§ **WRITTEN REQUEST**
Copy each record exactly as it reads, leaving out any pictures it holds.

## BEGIN

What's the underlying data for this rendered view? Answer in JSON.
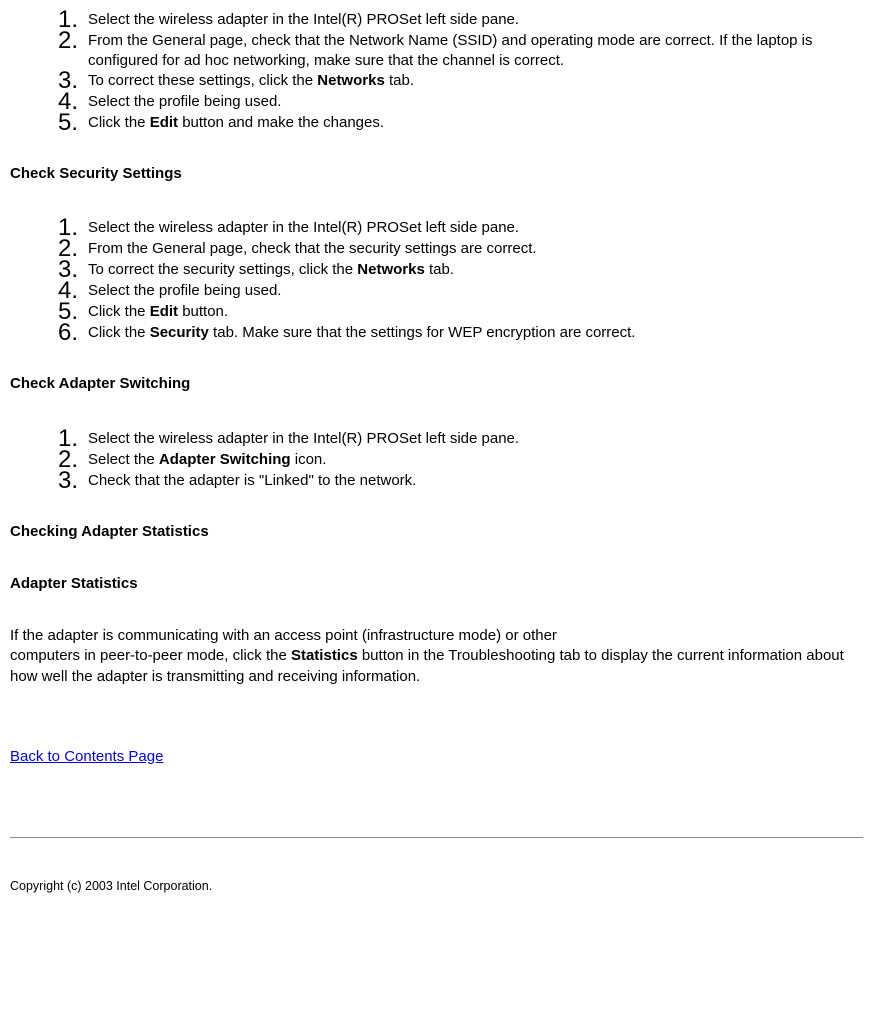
{
  "list1": {
    "items": [
      {
        "num": "1.",
        "text": "Select the wireless adapter in the Intel(R) PROSet left side pane."
      },
      {
        "num": "2.",
        "text": "From the General page, check that the Network Name (SSID) and operating mode are correct. If the laptop is configured for ad hoc networking, make sure that the channel is correct."
      },
      {
        "num": "3.",
        "text_pre": "To correct these settings, click the ",
        "bold": "Networks",
        "text_post": " tab."
      },
      {
        "num": "4.",
        "text": "Select the profile being used."
      },
      {
        "num": "5.",
        "text_pre": "Click the ",
        "bold": "Edit",
        "text_post": " button and make the changes."
      }
    ]
  },
  "h1": "Check Security Settings",
  "list2": {
    "items": [
      {
        "num": "1.",
        "text": "Select the wireless adapter in the Intel(R) PROSet left side pane."
      },
      {
        "num": "2.",
        "text": "From the General page, check that the security settings are correct."
      },
      {
        "num": "3.",
        "text_pre": "To correct the security settings, click the ",
        "bold": "Networks",
        "text_post": " tab."
      },
      {
        "num": "4.",
        "text": "Select the profile being used."
      },
      {
        "num": "5.",
        "text_pre": "Click the ",
        "bold": "Edit",
        "text_post": " button."
      },
      {
        "num": "6.",
        "text_pre": "Click the ",
        "bold": "Security",
        "text_post": " tab. Make sure that the settings for WEP encryption are correct."
      }
    ]
  },
  "h2": "Check Adapter Switching",
  "list3": {
    "items": [
      {
        "num": "1.",
        "text": "Select the wireless adapter in the Intel(R) PROSet left side pane."
      },
      {
        "num": "2.",
        "text_pre": "Select the ",
        "bold": "Adapter Switching",
        "text_post": " icon."
      },
      {
        "num": "3.",
        "text": "Check that the adapter is \"Linked\" to the network."
      }
    ]
  },
  "h3": "Checking Adapter Statistics",
  "h4": "Adapter Statistics",
  "para_pre": "If the adapter is communicating with an access point (infrastructure mode) or other\ncomputers in peer-to-peer mode, click the ",
  "para_bold": "Statistics",
  "para_post": " button in the Troubleshooting tab to display the current information about how well the adapter is transmitting and receiving information.",
  "link": "Back to Contents Page",
  "copyright": "Copyright (c) 2003 Intel Corporation."
}
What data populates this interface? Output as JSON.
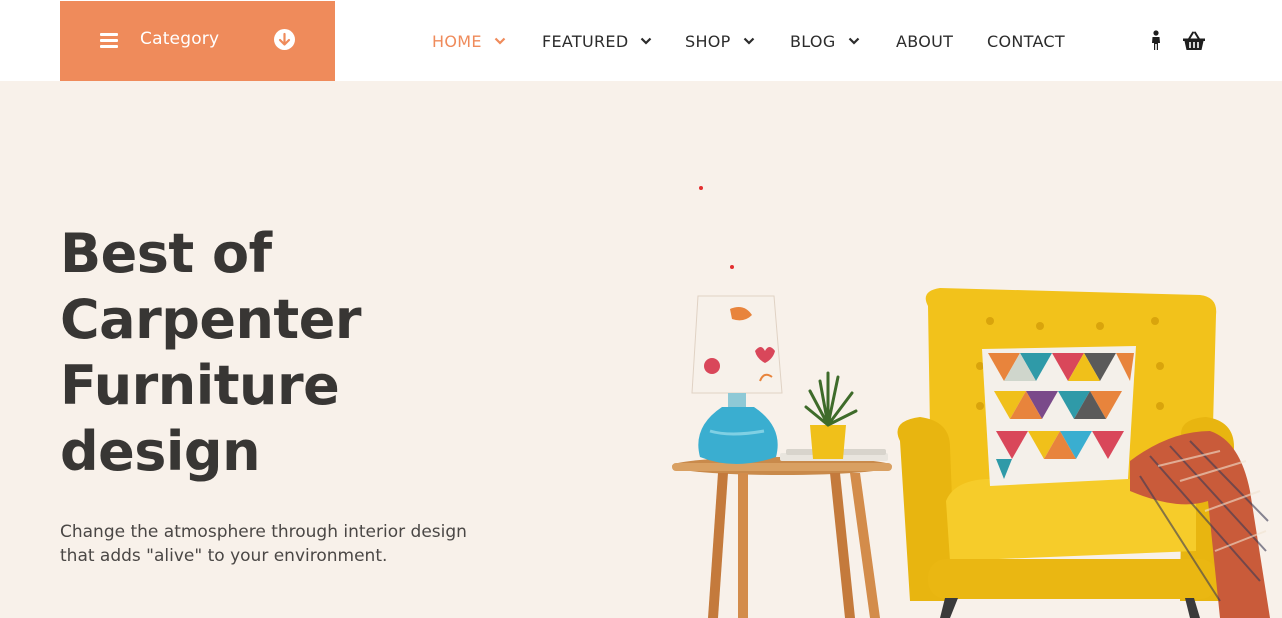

## END

§ **SOLVED EXERCISE**
What's the underlying data for this rendered view? Answer in JSON.
{
  "list1": {
    "items": [
      {
        "num": "1.",
        "text": "Select the wireless adapter in the Intel(R) PROSet left side pane."
      },
      {
        "num": "2.",
        "text": "From the General page, check that the Network Name (SSID) and operating mode are correct. If the laptop is configured for ad hoc networking, make sure that the channel is correct."
      },
      {
        "num": "3.",
        "text_pre": "To correct these settings, click the ",
        "bold": "Networks",
        "text_post": " tab."
      },
      {
        "num": "4.",
        "text": "Select the profile being used."
      },
      {
        "num": "5.",
        "text_pre": "Click the ",
        "bold": "Edit",
        "text_post": " button and make the changes."
      }
    ]
  },
  "h1": "Check Security Settings",
  "list2": {
    "items": [
      {
        "num": "1.",
        "text": "Select the wireless adapter in the Intel(R) PROSet left side pane."
      },
      {
        "num": "2.",
        "text": "From the General page, check that the security settings are correct."
      },
      {
        "num": "3.",
        "text_pre": "To correct the security settings, click the ",
        "bold": "Networks",
        "text_post": " tab."
      },
      {
        "num": "4.",
        "text": "Select the profile being used."
      },
      {
        "num": "5.",
        "text_pre": "Click the ",
        "bold": "Edit",
        "text_post": " button."
      },
      {
        "num": "6.",
        "text_pre": "Click the ",
        "bold": "Security",
        "text_post": " tab. Make sure that the settings for WEP encryption are correct."
      }
    ]
  },
  "h2": "Check Adapter Switching",
  "list3": {
    "items": [
      {
        "num": "1.",
        "text": "Select the wireless adapter in the Intel(R) PROSet left side pane."
      },
      {
        "num": "2.",
        "text_pre": "Select the ",
        "bold": "Adapter Switching",
        "text_post": " icon."
      },
      {
        "num": "3.",
        "text": "Check that the adapter is \"Linked\" to the network."
      }
    ]
  },
  "h3": "Checking Adapter Statistics",
  "h4": "Adapter Statistics",
  "para_pre": "If the adapter is communicating with an access point (infrastructure mode) or other\ncomputers in peer-to-peer mode, click the ",
  "para_bold": "Statistics",
  "para_post": " button in the Troubleshooting tab to display the current information about how well the adapter is transmitting and receiving information.",
  "link": "Back to Contents Page",
  "copyright": "Copyright (c) 2003 Intel Corporation."
}
What data populates this interface? Output as JSON.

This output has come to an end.